▶ **WRITTEN INSTRUCTION**
Reproduce the full listing below unchanged, apart from the pictures.

BEGIN MATERIAL

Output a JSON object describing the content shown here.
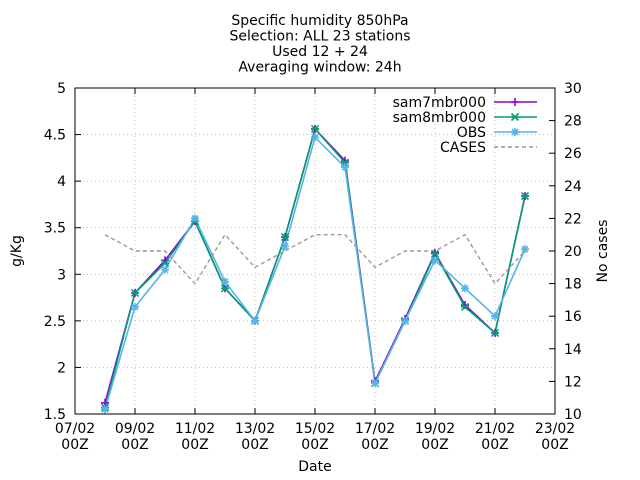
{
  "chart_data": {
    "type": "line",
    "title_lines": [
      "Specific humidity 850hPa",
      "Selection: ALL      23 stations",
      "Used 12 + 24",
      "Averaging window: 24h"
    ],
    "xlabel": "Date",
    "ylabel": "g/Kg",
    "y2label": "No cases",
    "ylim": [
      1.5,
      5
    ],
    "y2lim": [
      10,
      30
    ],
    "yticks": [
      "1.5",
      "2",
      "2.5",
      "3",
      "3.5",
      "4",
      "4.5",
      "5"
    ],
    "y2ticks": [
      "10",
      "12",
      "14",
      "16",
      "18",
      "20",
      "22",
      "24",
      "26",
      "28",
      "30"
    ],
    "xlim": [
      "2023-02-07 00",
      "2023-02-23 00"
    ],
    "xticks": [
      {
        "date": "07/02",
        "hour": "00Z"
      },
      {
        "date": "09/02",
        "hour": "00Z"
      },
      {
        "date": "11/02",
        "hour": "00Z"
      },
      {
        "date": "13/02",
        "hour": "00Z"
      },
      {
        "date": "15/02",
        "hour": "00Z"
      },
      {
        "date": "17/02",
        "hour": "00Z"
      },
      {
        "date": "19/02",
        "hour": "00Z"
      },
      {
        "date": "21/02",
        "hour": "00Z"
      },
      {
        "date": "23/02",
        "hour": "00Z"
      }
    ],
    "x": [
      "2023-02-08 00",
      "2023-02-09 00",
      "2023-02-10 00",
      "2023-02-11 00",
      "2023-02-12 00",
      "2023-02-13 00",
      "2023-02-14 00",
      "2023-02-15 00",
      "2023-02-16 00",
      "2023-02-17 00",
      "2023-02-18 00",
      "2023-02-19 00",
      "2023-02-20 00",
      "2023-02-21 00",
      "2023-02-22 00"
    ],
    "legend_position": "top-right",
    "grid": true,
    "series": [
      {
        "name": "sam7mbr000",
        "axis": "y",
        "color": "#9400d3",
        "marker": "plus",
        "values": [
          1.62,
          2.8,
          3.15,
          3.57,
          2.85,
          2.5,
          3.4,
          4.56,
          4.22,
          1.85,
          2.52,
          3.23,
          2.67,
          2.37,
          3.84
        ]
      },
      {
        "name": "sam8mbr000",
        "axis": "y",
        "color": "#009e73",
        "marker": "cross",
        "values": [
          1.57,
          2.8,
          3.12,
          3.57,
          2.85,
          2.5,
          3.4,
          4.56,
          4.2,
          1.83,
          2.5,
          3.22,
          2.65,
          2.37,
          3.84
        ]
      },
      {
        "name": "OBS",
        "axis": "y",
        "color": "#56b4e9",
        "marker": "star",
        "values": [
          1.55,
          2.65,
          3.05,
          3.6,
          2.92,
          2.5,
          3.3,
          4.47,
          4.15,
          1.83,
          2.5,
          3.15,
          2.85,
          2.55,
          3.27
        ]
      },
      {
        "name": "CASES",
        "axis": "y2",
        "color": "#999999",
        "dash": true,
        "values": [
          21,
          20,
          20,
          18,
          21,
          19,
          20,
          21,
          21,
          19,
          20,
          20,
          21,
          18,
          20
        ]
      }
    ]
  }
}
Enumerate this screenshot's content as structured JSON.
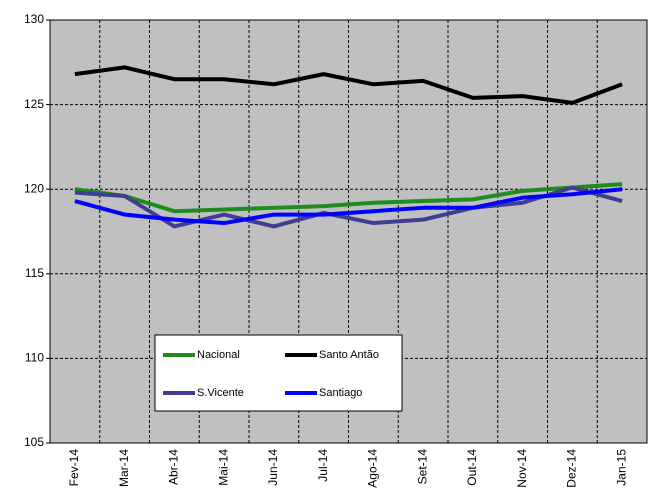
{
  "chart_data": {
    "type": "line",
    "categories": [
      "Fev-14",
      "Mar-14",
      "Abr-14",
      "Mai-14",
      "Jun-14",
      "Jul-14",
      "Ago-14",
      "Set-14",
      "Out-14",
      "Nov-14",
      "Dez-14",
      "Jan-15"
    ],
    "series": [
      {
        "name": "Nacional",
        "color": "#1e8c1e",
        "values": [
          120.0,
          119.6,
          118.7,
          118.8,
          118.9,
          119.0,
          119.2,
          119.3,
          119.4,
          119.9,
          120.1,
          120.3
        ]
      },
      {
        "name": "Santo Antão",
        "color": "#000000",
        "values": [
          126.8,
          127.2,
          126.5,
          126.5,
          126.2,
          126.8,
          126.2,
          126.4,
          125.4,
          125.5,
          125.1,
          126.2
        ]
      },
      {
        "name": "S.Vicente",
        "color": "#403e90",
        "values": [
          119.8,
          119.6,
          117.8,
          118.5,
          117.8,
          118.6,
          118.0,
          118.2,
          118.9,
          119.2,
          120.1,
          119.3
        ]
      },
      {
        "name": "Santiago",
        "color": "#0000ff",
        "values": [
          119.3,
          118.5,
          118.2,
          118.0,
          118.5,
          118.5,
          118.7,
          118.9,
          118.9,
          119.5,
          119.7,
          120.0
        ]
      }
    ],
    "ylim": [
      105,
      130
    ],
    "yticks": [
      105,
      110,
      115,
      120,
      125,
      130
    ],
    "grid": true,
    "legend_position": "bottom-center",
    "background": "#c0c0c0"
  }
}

END MATERIAL

▶ **COMPLETE OUTPUT**
Output a JSON object describing the content shown here.
{
  "chart_data": {
    "type": "line",
    "title_lines": [
      "Specific humidity 850hPa",
      "Selection: ALL      23 stations",
      "Used 12 + 24",
      "Averaging window: 24h"
    ],
    "xlabel": "Date",
    "ylabel": "g/Kg",
    "y2label": "No cases",
    "ylim": [
      1.5,
      5
    ],
    "y2lim": [
      10,
      30
    ],
    "yticks": [
      "1.5",
      "2",
      "2.5",
      "3",
      "3.5",
      "4",
      "4.5",
      "5"
    ],
    "y2ticks": [
      "10",
      "12",
      "14",
      "16",
      "18",
      "20",
      "22",
      "24",
      "26",
      "28",
      "30"
    ],
    "xlim": [
      "2023-02-07 00",
      "2023-02-23 00"
    ],
    "xticks": [
      {
        "date": "07/02",
        "hour": "00Z"
      },
      {
        "date": "09/02",
        "hour": "00Z"
      },
      {
        "date": "11/02",
        "hour": "00Z"
      },
      {
        "date": "13/02",
        "hour": "00Z"
      },
      {
        "date": "15/02",
        "hour": "00Z"
      },
      {
        "date": "17/02",
        "hour": "00Z"
      },
      {
        "date": "19/02",
        "hour": "00Z"
      },
      {
        "date": "21/02",
        "hour": "00Z"
      },
      {
        "date": "23/02",
        "hour": "00Z"
      }
    ],
    "x": [
      "2023-02-08 00",
      "2023-02-09 00",
      "2023-02-10 00",
      "2023-02-11 00",
      "2023-02-12 00",
      "2023-02-13 00",
      "2023-02-14 00",
      "2023-02-15 00",
      "2023-02-16 00",
      "2023-02-17 00",
      "2023-02-18 00",
      "2023-02-19 00",
      "2023-02-20 00",
      "2023-02-21 00",
      "2023-02-22 00"
    ],
    "legend_position": "top-right",
    "grid": true,
    "series": [
      {
        "name": "sam7mbr000",
        "axis": "y",
        "color": "#9400d3",
        "marker": "plus",
        "values": [
          1.62,
          2.8,
          3.15,
          3.57,
          2.85,
          2.5,
          3.4,
          4.56,
          4.22,
          1.85,
          2.52,
          3.23,
          2.67,
          2.37,
          3.84
        ]
      },
      {
        "name": "sam8mbr000",
        "axis": "y",
        "color": "#009e73",
        "marker": "cross",
        "values": [
          1.57,
          2.8,
          3.12,
          3.57,
          2.85,
          2.5,
          3.4,
          4.56,
          4.2,
          1.83,
          2.5,
          3.22,
          2.65,
          2.37,
          3.84
        ]
      },
      {
        "name": "OBS",
        "axis": "y",
        "color": "#56b4e9",
        "marker": "star",
        "values": [
          1.55,
          2.65,
          3.05,
          3.6,
          2.92,
          2.5,
          3.3,
          4.47,
          4.15,
          1.83,
          2.5,
          3.15,
          2.85,
          2.55,
          3.27
        ]
      },
      {
        "name": "CASES",
        "axis": "y2",
        "color": "#999999",
        "dash": true,
        "values": [
          21,
          20,
          20,
          18,
          21,
          19,
          20,
          21,
          21,
          19,
          20,
          20,
          21,
          18,
          20
        ]
      }
    ]
  }
}
Enumerate this screenshot's content as structured JSON.
{
  "chart_data": {
    "type": "line",
    "categories": [
      "Fev-14",
      "Mar-14",
      "Abr-14",
      "Mai-14",
      "Jun-14",
      "Jul-14",
      "Ago-14",
      "Set-14",
      "Out-14",
      "Nov-14",
      "Dez-14",
      "Jan-15"
    ],
    "series": [
      {
        "name": "Nacional",
        "color": "#1e8c1e",
        "values": [
          120.0,
          119.6,
          118.7,
          118.8,
          118.9,
          119.0,
          119.2,
          119.3,
          119.4,
          119.9,
          120.1,
          120.3
        ]
      },
      {
        "name": "Santo Antão",
        "color": "#000000",
        "values": [
          126.8,
          127.2,
          126.5,
          126.5,
          126.2,
          126.8,
          126.2,
          126.4,
          125.4,
          125.5,
          125.1,
          126.2
        ]
      },
      {
        "name": "S.Vicente",
        "color": "#403e90",
        "values": [
          119.8,
          119.6,
          117.8,
          118.5,
          117.8,
          118.6,
          118.0,
          118.2,
          118.9,
          119.2,
          120.1,
          119.3
        ]
      },
      {
        "name": "Santiago",
        "color": "#0000ff",
        "values": [
          119.3,
          118.5,
          118.2,
          118.0,
          118.5,
          118.5,
          118.7,
          118.9,
          118.9,
          119.5,
          119.7,
          120.0
        ]
      }
    ],
    "ylim": [
      105,
      130
    ],
    "yticks": [
      105,
      110,
      115,
      120,
      125,
      130
    ],
    "grid": true,
    "legend_position": "bottom-center",
    "background": "#c0c0c0"
  }
}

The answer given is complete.